== The records ==
|---|
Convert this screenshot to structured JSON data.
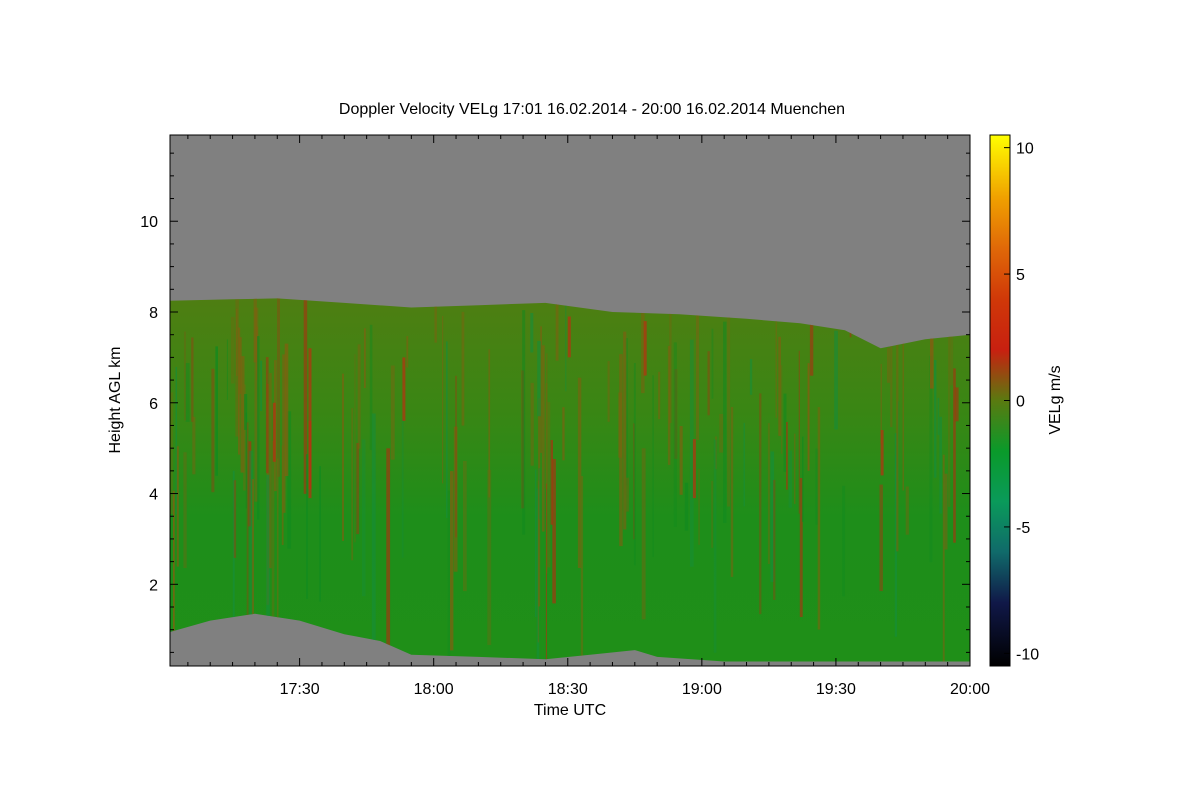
{
  "chart_data": {
    "type": "heatmap",
    "title": "Doppler Velocity VELg   17:01 16.02.2014 - 20:00 16.02.2014 Muenchen",
    "xlabel": "Time UTC",
    "ylabel": "Height AGL km",
    "colorbar_label": "VELg m/s",
    "x_range_minutes_utc": [
      1021,
      1200
    ],
    "ylim": [
      0.2,
      11.9
    ],
    "x_ticks": [
      {
        "label": "17:30",
        "minutes": 1050
      },
      {
        "label": "18:00",
        "minutes": 1080
      },
      {
        "label": "18:30",
        "minutes": 1110
      },
      {
        "label": "19:00",
        "minutes": 1140
      },
      {
        "label": "19:30",
        "minutes": 1170
      },
      {
        "label": "20:00",
        "minutes": 1200
      }
    ],
    "y_ticks": [
      {
        "label": "2",
        "value": 2
      },
      {
        "label": "4",
        "value": 4
      },
      {
        "label": "6",
        "value": 6
      },
      {
        "label": "8",
        "value": 8
      },
      {
        "label": "10",
        "value": 10
      }
    ],
    "colorbar": {
      "range": [
        -10.5,
        10.5
      ],
      "ticks": [
        {
          "label": "10",
          "value": 10
        },
        {
          "label": "5",
          "value": 5
        },
        {
          "label": "0",
          "value": 0
        },
        {
          "label": "-5",
          "value": -5
        },
        {
          "label": "-10",
          "value": -10
        }
      ],
      "stops": [
        {
          "v": -10.5,
          "color": "#000000"
        },
        {
          "v": -8,
          "color": "#101848"
        },
        {
          "v": -6,
          "color": "#106a6a"
        },
        {
          "v": -4,
          "color": "#0a9a5a"
        },
        {
          "v": -2,
          "color": "#0a9a2a"
        },
        {
          "v": 0,
          "color": "#5a7a10"
        },
        {
          "v": 2,
          "color": "#c82010"
        },
        {
          "v": 4,
          "color": "#d03808"
        },
        {
          "v": 6,
          "color": "#e06808"
        },
        {
          "v": 8,
          "color": "#f0a000"
        },
        {
          "v": 10.5,
          "color": "#ffff00"
        }
      ]
    },
    "no_data_color": "#808080",
    "cloud_top_km": [
      {
        "minutes": 1021,
        "height": 8.25
      },
      {
        "minutes": 1035,
        "height": 8.28
      },
      {
        "minutes": 1045,
        "height": 8.3
      },
      {
        "minutes": 1060,
        "height": 8.2
      },
      {
        "minutes": 1075,
        "height": 8.1
      },
      {
        "minutes": 1090,
        "height": 8.15
      },
      {
        "minutes": 1105,
        "height": 8.2
      },
      {
        "minutes": 1120,
        "height": 8.0
      },
      {
        "minutes": 1135,
        "height": 7.95
      },
      {
        "minutes": 1150,
        "height": 7.85
      },
      {
        "minutes": 1162,
        "height": 7.75
      },
      {
        "minutes": 1172,
        "height": 7.6
      },
      {
        "minutes": 1180,
        "height": 7.2
      },
      {
        "minutes": 1190,
        "height": 7.4
      },
      {
        "minutes": 1200,
        "height": 7.5
      }
    ],
    "cloud_base_km": [
      {
        "minutes": 1021,
        "height": 0.95
      },
      {
        "minutes": 1030,
        "height": 1.2
      },
      {
        "minutes": 1040,
        "height": 1.35
      },
      {
        "minutes": 1050,
        "height": 1.2
      },
      {
        "minutes": 1060,
        "height": 0.9
      },
      {
        "minutes": 1068,
        "height": 0.75
      },
      {
        "minutes": 1075,
        "height": 0.45
      },
      {
        "minutes": 1090,
        "height": 0.4
      },
      {
        "minutes": 1105,
        "height": 0.35
      },
      {
        "minutes": 1115,
        "height": 0.45
      },
      {
        "minutes": 1125,
        "height": 0.55
      },
      {
        "minutes": 1130,
        "height": 0.4
      },
      {
        "minutes": 1145,
        "height": 0.3
      },
      {
        "minutes": 1200,
        "height": 0.3
      }
    ]
  }
}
|---|
Pictures are excluded; repeat every record exactly.

Convert this screenshot to structured JSON data.
{
  "chart_data": {
    "type": "heatmap",
    "title": "Doppler Velocity VELg   17:01 16.02.2014 - 20:00 16.02.2014 Muenchen",
    "xlabel": "Time UTC",
    "ylabel": "Height AGL km",
    "colorbar_label": "VELg m/s",
    "x_range_minutes_utc": [
      1021,
      1200
    ],
    "ylim": [
      0.2,
      11.9
    ],
    "x_ticks": [
      {
        "label": "17:30",
        "minutes": 1050
      },
      {
        "label": "18:00",
        "minutes": 1080
      },
      {
        "label": "18:30",
        "minutes": 1110
      },
      {
        "label": "19:00",
        "minutes": 1140
      },
      {
        "label": "19:30",
        "minutes": 1170
      },
      {
        "label": "20:00",
        "minutes": 1200
      }
    ],
    "y_ticks": [
      {
        "label": "2",
        "value": 2
      },
      {
        "label": "4",
        "value": 4
      },
      {
        "label": "6",
        "value": 6
      },
      {
        "label": "8",
        "value": 8
      },
      {
        "label": "10",
        "value": 10
      }
    ],
    "colorbar": {
      "range": [
        -10.5,
        10.5
      ],
      "ticks": [
        {
          "label": "10",
          "value": 10
        },
        {
          "label": "5",
          "value": 5
        },
        {
          "label": "0",
          "value": 0
        },
        {
          "label": "-5",
          "value": -5
        },
        {
          "label": "-10",
          "value": -10
        }
      ],
      "stops": [
        {
          "v": -10.5,
          "color": "#000000"
        },
        {
          "v": -8,
          "color": "#101848"
        },
        {
          "v": -6,
          "color": "#106a6a"
        },
        {
          "v": -4,
          "color": "#0a9a5a"
        },
        {
          "v": -2,
          "color": "#0a9a2a"
        },
        {
          "v": 0,
          "color": "#5a7a10"
        },
        {
          "v": 2,
          "color": "#c82010"
        },
        {
          "v": 4,
          "color": "#d03808"
        },
        {
          "v": 6,
          "color": "#e06808"
        },
        {
          "v": 8,
          "color": "#f0a000"
        },
        {
          "v": 10.5,
          "color": "#ffff00"
        }
      ]
    },
    "no_data_color": "#808080",
    "cloud_top_km": [
      {
        "minutes": 1021,
        "height": 8.25
      },
      {
        "minutes": 1035,
        "height": 8.28
      },
      {
        "minutes": 1045,
        "height": 8.3
      },
      {
        "minutes": 1060,
        "height": 8.2
      },
      {
        "minutes": 1075,
        "height": 8.1
      },
      {
        "minutes": 1090,
        "height": 8.15
      },
      {
        "minutes": 1105,
        "height": 8.2
      },
      {
        "minutes": 1120,
        "height": 8.0
      },
      {
        "minutes": 1135,
        "height": 7.95
      },
      {
        "minutes": 1150,
        "height": 7.85
      },
      {
        "minutes": 1162,
        "height": 7.75
      },
      {
        "minutes": 1172,
        "height": 7.6
      },
      {
        "minutes": 1180,
        "height": 7.2
      },
      {
        "minutes": 1190,
        "height": 7.4
      },
      {
        "minutes": 1200,
        "height": 7.5
      }
    ],
    "cloud_base_km": [
      {
        "minutes": 1021,
        "height": 0.95
      },
      {
        "minutes": 1030,
        "height": 1.2
      },
      {
        "minutes": 1040,
        "height": 1.35
      },
      {
        "minutes": 1050,
        "height": 1.2
      },
      {
        "minutes": 1060,
        "height": 0.9
      },
      {
        "minutes": 1068,
        "height": 0.75
      },
      {
        "minutes": 1075,
        "height": 0.45
      },
      {
        "minutes": 1090,
        "height": 0.4
      },
      {
        "minutes": 1105,
        "height": 0.35
      },
      {
        "minutes": 1115,
        "height": 0.45
      },
      {
        "minutes": 1125,
        "height": 0.55
      },
      {
        "minutes": 1130,
        "height": 0.4
      },
      {
        "minutes": 1145,
        "height": 0.3
      },
      {
        "minutes": 1200,
        "height": 0.3
      }
    ]
  }
}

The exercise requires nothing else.